→ What to work on:
Reproduce every entry exactly as shown.

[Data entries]
==================================================

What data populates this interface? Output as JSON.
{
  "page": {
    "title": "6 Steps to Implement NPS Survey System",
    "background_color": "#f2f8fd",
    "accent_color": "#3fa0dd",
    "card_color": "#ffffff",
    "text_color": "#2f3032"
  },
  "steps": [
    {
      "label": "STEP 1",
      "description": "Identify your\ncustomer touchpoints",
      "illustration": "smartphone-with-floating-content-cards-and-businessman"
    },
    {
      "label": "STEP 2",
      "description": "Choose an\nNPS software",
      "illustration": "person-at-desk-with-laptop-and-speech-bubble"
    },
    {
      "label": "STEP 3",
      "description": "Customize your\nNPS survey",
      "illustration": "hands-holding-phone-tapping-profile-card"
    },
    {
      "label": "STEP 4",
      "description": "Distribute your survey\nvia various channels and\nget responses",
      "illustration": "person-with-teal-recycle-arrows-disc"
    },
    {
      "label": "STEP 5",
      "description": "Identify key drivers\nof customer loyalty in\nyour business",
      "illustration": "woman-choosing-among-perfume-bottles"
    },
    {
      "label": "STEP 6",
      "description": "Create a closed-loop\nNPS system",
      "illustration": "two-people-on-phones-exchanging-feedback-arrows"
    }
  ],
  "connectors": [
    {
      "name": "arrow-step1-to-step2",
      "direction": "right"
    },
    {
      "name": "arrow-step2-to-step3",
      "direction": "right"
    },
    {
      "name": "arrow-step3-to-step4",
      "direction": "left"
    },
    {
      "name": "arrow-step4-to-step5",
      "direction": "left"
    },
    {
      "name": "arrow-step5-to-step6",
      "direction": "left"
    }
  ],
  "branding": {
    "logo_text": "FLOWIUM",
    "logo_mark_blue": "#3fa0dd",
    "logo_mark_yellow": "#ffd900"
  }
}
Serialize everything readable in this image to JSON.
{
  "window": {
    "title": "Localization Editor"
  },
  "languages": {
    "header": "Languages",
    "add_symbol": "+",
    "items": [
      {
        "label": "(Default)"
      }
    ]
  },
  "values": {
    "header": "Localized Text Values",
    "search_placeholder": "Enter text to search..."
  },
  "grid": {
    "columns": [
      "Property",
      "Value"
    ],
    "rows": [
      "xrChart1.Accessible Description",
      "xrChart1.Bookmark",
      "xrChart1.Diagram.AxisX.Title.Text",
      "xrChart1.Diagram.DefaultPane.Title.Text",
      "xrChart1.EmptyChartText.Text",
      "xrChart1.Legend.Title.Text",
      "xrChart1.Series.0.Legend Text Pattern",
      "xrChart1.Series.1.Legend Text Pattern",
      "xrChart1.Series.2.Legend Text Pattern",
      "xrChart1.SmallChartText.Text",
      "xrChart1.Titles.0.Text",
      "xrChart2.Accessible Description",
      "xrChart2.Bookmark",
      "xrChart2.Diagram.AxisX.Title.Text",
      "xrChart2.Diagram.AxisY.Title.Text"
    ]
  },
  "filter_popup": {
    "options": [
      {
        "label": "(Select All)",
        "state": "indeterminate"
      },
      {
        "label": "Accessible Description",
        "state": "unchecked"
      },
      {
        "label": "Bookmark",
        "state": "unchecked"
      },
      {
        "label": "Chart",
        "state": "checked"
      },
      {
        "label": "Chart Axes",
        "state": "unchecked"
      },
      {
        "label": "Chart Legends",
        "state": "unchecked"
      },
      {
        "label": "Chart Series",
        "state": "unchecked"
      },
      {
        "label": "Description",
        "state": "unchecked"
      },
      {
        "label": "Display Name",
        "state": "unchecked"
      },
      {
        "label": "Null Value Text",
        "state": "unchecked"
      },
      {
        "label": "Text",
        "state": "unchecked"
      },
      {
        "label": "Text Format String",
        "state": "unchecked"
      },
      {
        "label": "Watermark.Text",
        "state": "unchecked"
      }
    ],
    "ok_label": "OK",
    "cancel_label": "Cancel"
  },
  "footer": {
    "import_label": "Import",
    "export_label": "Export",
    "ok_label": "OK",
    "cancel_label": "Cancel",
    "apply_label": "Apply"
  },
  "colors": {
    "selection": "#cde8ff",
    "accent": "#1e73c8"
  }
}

==================================================

→ Full output:
What data populates this interface? Output as JSON.
{
  "page": {
    "title": "6 Steps to Implement NPS Survey System",
    "background_color": "#f2f8fd",
    "accent_color": "#3fa0dd",
    "card_color": "#ffffff",
    "text_color": "#2f3032"
  },
  "steps": [
    {
      "label": "STEP 1",
      "description": "Identify your\ncustomer touchpoints",
      "illustration": "smartphone-with-floating-content-cards-and-businessman"
    },
    {
      "label": "STEP 2",
      "description": "Choose an\nNPS software",
      "illustration": "person-at-desk-with-laptop-and-speech-bubble"
    },
    {
      "label": "STEP 3",
      "description": "Customize your\nNPS survey",
      "illustration": "hands-holding-phone-tapping-profile-card"
    },
    {
      "label": "STEP 4",
      "description": "Distribute your survey\nvia various channels and\nget responses",
      "illustration": "person-with-teal-recycle-arrows-disc"
    },
    {
      "label": "STEP 5",
      "description": "Identify key drivers\nof customer loyalty in\nyour business",
      "illustration": "woman-choosing-among-perfume-bottles"
    },
    {
      "label": "STEP 6",
      "description": "Create a closed-loop\nNPS system",
      "illustration": "two-people-on-phones-exchanging-feedback-arrows"
    }
  ],
  "connectors": [
    {
      "name": "arrow-step1-to-step2",
      "direction": "right"
    },
    {
      "name": "arrow-step2-to-step3",
      "direction": "right"
    },
    {
      "name": "arrow-step3-to-step4",
      "direction": "left"
    },
    {
      "name": "arrow-step4-to-step5",
      "direction": "left"
    },
    {
      "name": "arrow-step5-to-step6",
      "direction": "left"
    }
  ],
  "branding": {
    "logo_text": "FLOWIUM",
    "logo_mark_blue": "#3fa0dd",
    "logo_mark_yellow": "#ffd900"
  }
}
Serialize everything readable in this image to JSON.
{
  "window": {
    "title": "Localization Editor"
  },
  "languages": {
    "header": "Languages",
    "add_symbol": "+",
    "items": [
      {
        "label": "(Default)"
      }
    ]
  },
  "values": {
    "header": "Localized Text Values",
    "search_placeholder": "Enter text to search..."
  },
  "grid": {
    "columns": [
      "Property",
      "Value"
    ],
    "rows": [
      "xrChart1.Accessible Description",
      "xrChart1.Bookmark",
      "xrChart1.Diagram.AxisX.Title.Text",
      "xrChart1.Diagram.DefaultPane.Title.Text",
      "xrChart1.EmptyChartText.Text",
      "xrChart1.Legend.Title.Text",
      "xrChart1.Series.0.Legend Text Pattern",
      "xrChart1.Series.1.Legend Text Pattern",
      "xrChart1.Series.2.Legend Text Pattern",
      "xrChart1.SmallChartText.Text",
      "xrChart1.Titles.0.Text",
      "xrChart2.Accessible Description",
      "xrChart2.Bookmark",
      "xrChart2.Diagram.AxisX.Title.Text",
      "xrChart2.Diagram.AxisY.Title.Text"
    ]
  },
  "filter_popup": {
    "options": [
      {
        "label": "(Select All)",
        "state": "indeterminate"
      },
      {
        "label": "Accessible Description",
        "state": "unchecked"
      },
      {
        "label": "Bookmark",
        "state": "unchecked"
      },
      {
        "label": "Chart",
        "state": "checked"
      },
      {
        "label": "Chart Axes",
        "state": "unchecked"
      },
      {
        "label": "Chart Legends",
        "state": "unchecked"
      },
      {
        "label": "Chart Series",
        "state": "unchecked"
      },
      {
        "label": "Description",
        "state": "unchecked"
      },
      {
        "label": "Display Name",
        "state": "unchecked"
      },
      {
        "label": "Null Value Text",
        "state": "unchecked"
      },
      {
        "label": "Text",
        "state": "unchecked"
      },
      {
        "label": "Text Format String",
        "state": "unchecked"
      },
      {
        "label": "Watermark.Text",
        "state": "unchecked"
      }
    ],
    "ok_label": "OK",
    "cancel_label": "Cancel"
  },
  "footer": {
    "import_label": "Import",
    "export_label": "Export",
    "ok_label": "OK",
    "cancel_label": "Cancel",
    "apply_label": "Apply"
  },
  "colors": {
    "selection": "#cde8ff",
    "accent": "#1e73c8"
  }
}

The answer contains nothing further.